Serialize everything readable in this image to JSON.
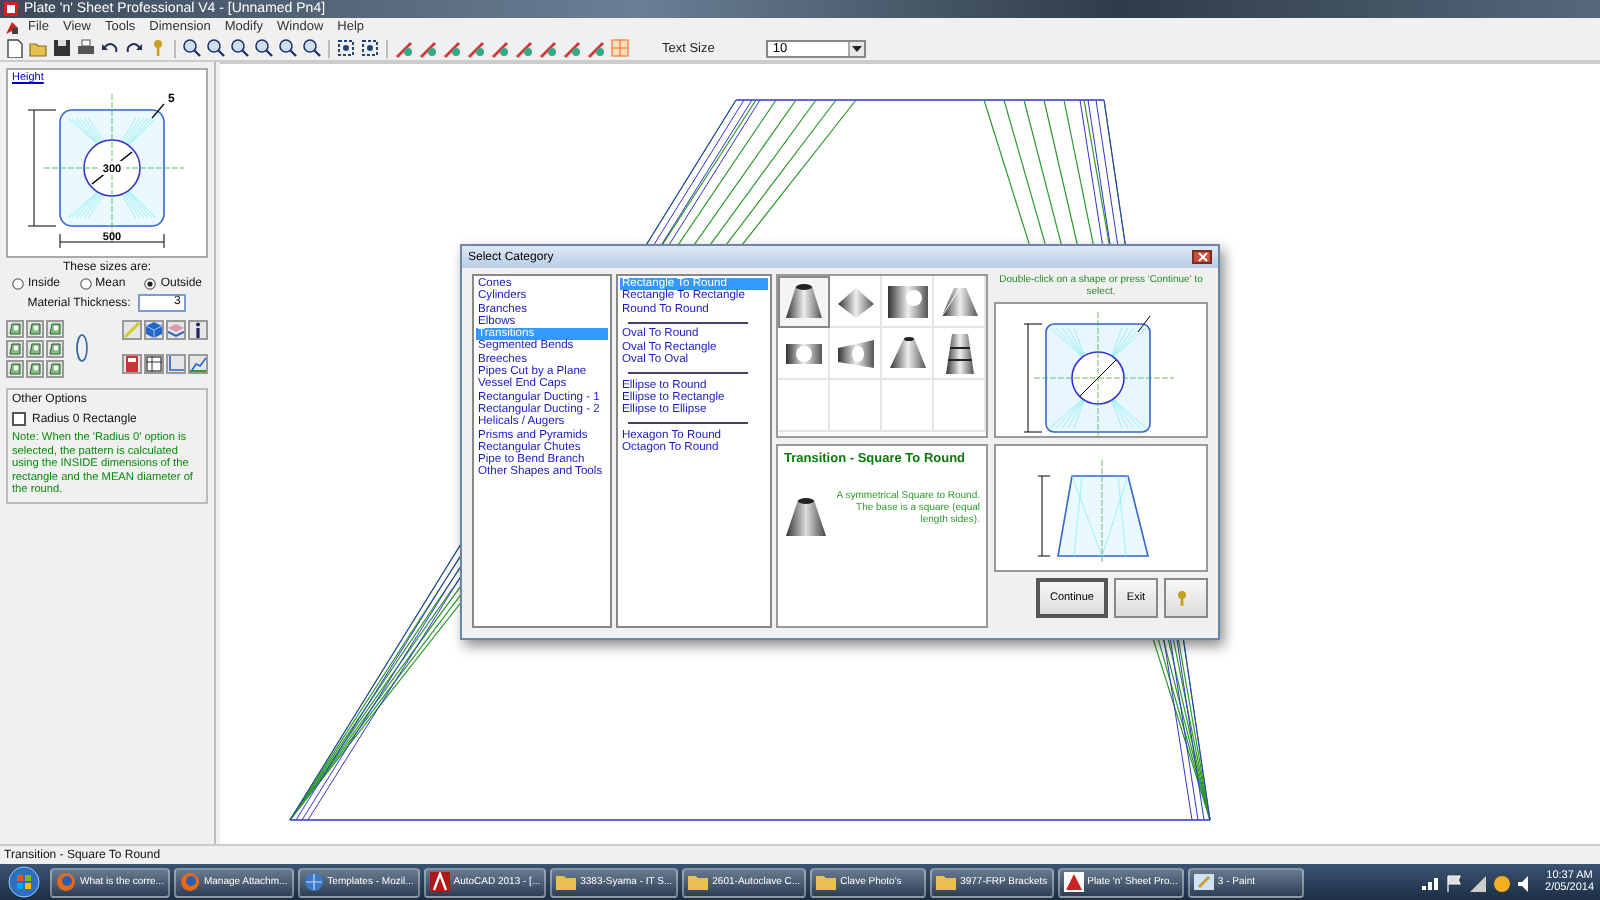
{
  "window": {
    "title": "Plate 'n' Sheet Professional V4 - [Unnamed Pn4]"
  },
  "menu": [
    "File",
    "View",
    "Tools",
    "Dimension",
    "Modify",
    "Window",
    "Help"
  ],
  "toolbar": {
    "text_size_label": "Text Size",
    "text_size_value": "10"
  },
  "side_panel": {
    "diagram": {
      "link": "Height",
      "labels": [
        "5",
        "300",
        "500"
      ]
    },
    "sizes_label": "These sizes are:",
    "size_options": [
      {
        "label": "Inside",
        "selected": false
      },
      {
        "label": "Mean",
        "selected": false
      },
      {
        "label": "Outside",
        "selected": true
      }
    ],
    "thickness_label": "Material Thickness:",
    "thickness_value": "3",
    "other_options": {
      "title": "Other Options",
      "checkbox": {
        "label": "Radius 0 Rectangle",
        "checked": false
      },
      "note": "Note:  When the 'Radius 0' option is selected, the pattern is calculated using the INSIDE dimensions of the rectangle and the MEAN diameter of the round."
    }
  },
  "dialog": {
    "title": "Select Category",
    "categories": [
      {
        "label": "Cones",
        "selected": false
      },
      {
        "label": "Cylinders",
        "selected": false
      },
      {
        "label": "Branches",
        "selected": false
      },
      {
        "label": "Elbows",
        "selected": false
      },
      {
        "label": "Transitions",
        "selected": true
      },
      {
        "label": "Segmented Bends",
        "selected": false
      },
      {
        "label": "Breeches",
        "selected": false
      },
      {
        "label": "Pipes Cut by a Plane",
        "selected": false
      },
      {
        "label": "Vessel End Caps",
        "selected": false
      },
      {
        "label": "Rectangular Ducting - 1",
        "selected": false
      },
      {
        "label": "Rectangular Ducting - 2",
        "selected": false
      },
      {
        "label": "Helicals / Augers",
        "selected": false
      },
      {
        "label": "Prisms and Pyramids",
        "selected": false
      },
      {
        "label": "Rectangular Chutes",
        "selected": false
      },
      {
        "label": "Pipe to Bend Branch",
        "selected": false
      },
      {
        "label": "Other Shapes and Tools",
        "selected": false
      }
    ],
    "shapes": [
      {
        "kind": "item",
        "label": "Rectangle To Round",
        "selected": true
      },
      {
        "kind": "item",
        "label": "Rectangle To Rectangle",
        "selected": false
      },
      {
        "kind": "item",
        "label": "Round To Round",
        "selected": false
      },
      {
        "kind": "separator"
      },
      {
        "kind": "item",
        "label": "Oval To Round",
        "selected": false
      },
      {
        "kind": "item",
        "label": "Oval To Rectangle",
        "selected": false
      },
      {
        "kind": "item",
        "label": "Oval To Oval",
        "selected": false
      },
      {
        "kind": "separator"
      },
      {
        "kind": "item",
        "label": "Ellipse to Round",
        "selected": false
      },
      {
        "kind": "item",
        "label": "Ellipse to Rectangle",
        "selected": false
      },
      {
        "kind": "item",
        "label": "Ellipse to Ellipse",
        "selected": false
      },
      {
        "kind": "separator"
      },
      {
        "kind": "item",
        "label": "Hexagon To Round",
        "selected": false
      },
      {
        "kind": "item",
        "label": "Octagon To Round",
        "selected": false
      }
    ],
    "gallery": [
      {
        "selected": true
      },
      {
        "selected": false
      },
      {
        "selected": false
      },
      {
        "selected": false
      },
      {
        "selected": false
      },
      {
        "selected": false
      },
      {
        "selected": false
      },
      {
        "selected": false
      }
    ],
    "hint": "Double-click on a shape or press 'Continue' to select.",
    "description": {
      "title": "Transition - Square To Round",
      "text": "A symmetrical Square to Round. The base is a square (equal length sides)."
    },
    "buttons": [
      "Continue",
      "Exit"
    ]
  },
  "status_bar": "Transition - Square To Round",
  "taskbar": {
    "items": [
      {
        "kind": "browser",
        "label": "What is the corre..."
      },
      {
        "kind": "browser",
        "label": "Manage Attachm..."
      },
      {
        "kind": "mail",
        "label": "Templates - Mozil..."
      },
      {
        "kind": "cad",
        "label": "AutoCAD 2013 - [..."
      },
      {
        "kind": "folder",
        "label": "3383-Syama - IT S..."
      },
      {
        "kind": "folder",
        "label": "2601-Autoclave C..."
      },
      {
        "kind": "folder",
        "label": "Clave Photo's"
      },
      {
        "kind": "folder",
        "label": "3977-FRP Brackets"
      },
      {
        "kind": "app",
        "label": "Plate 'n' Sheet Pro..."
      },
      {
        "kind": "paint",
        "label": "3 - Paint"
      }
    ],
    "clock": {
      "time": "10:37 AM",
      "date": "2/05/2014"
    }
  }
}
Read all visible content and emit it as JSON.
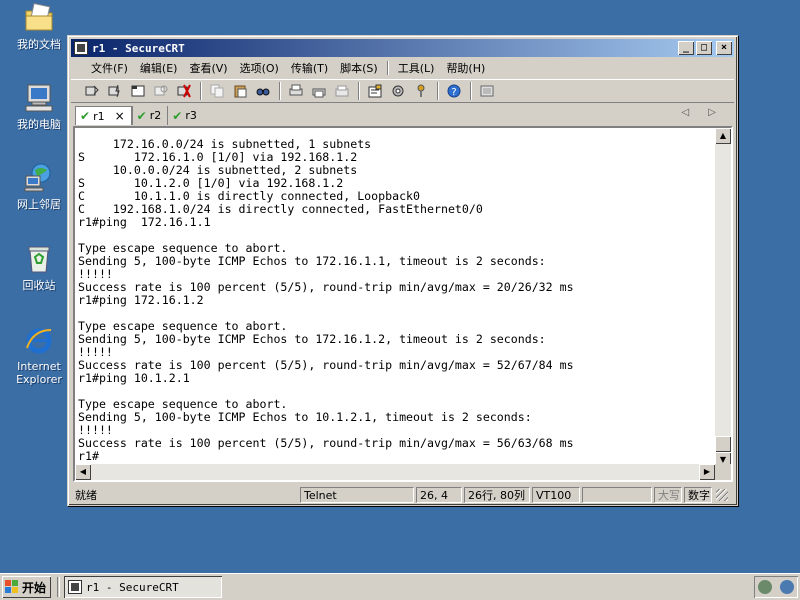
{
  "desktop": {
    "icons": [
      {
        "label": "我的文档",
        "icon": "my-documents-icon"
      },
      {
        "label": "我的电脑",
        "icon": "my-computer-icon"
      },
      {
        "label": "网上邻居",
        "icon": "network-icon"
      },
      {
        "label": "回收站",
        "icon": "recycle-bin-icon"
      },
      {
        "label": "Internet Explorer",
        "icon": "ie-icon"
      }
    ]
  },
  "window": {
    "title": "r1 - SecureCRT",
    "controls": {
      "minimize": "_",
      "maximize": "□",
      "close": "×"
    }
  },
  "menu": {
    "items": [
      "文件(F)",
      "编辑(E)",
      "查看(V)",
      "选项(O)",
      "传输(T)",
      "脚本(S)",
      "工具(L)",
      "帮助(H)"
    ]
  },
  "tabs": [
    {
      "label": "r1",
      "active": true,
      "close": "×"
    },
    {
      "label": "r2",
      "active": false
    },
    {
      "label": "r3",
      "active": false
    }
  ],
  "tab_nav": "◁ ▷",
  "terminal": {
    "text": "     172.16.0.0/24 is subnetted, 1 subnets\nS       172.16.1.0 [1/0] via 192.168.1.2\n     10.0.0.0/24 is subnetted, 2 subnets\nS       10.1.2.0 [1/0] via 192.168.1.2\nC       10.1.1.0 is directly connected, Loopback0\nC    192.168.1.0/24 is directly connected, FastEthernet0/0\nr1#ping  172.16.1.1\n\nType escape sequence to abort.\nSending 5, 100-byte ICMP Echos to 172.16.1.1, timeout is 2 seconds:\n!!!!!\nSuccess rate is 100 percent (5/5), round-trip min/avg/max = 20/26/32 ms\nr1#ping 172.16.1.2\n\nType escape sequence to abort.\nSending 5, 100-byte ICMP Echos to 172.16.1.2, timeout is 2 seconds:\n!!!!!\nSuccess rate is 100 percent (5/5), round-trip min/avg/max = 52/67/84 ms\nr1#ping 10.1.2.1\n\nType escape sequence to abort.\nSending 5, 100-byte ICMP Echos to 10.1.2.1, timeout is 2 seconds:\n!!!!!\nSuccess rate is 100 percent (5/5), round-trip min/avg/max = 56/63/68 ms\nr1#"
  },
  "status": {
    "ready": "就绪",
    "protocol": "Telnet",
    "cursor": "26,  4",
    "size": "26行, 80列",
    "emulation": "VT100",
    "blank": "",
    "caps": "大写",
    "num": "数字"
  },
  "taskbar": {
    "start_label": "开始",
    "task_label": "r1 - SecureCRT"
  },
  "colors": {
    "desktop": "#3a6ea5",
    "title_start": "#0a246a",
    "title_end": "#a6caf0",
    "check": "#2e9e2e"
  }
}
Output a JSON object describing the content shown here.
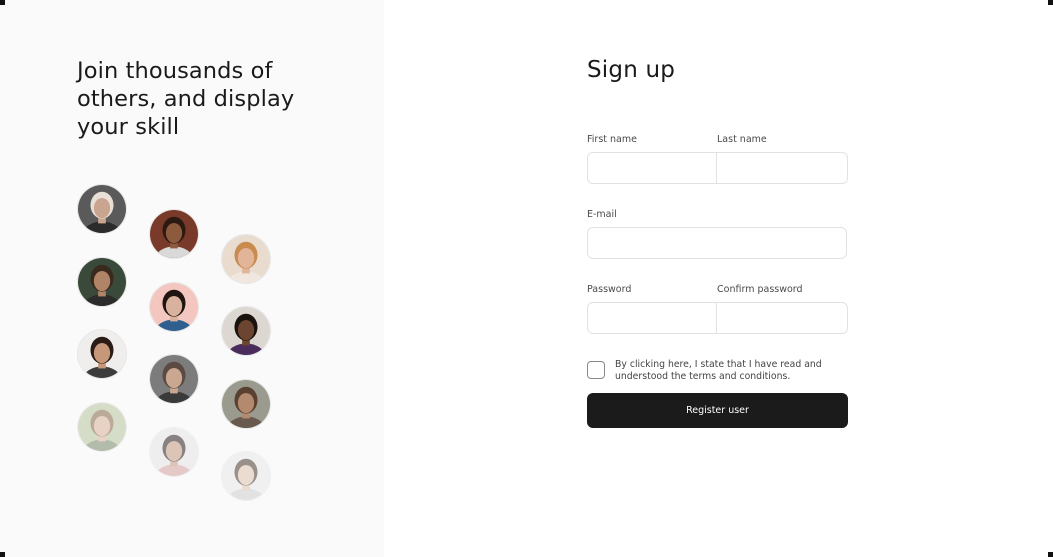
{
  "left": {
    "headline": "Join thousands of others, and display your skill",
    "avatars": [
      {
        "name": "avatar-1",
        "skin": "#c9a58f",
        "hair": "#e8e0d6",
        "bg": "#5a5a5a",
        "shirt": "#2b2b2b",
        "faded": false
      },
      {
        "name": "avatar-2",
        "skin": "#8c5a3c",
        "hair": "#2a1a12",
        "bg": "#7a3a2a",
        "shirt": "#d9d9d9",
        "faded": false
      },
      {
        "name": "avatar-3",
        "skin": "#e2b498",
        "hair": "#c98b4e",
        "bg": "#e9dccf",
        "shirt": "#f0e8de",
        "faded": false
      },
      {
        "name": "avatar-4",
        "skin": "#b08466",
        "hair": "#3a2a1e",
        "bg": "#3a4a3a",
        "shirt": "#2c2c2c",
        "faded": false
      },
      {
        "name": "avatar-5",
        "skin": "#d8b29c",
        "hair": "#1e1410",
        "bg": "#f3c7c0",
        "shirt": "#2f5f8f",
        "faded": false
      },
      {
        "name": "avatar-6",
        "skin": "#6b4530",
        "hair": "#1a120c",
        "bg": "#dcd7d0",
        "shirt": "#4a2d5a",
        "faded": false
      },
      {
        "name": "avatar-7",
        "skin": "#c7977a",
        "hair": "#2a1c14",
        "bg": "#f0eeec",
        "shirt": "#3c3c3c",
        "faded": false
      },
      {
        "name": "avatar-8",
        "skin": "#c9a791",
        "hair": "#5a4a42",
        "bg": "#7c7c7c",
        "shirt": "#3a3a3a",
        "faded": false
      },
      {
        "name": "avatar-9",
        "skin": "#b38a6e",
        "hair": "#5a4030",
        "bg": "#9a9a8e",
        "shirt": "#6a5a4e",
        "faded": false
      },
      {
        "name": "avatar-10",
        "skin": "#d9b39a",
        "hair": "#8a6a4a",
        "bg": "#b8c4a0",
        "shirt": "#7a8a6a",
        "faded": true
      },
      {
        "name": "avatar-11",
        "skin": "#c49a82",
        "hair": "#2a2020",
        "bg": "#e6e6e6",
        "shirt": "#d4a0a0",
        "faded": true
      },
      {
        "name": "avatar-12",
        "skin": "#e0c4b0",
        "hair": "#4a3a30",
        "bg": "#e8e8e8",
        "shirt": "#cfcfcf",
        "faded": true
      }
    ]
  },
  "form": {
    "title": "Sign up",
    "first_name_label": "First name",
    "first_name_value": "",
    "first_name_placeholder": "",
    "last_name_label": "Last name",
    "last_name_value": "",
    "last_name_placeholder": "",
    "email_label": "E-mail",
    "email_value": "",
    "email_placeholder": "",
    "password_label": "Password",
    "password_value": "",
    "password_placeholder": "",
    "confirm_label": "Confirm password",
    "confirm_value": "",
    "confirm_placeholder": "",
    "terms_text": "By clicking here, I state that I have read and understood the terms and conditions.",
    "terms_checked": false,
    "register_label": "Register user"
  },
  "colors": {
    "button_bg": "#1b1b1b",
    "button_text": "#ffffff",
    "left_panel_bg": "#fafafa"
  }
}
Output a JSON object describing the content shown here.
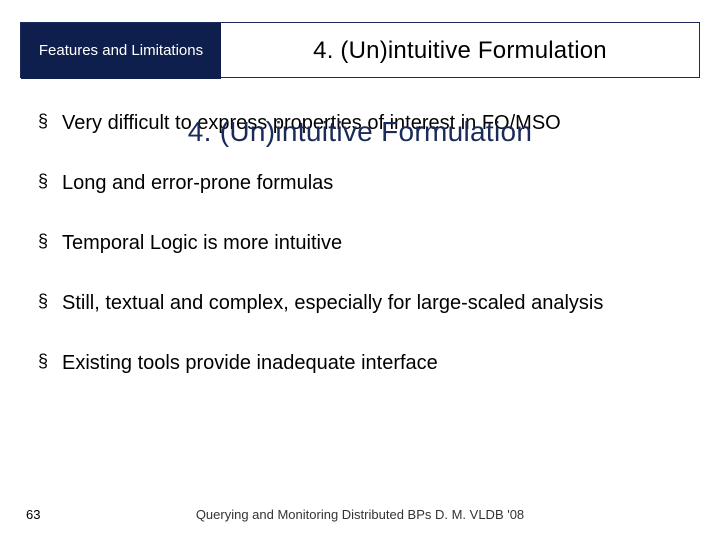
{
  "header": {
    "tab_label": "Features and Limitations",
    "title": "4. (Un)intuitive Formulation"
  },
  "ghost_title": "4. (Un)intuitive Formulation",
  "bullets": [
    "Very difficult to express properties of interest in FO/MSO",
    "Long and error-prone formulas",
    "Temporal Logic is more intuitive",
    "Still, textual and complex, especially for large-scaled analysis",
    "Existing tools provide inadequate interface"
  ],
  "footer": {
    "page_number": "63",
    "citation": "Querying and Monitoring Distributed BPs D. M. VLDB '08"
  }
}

- Written exercise: Across all the entries, count the lines that contain the word "skin" and give the number by itself.

- Result below: 12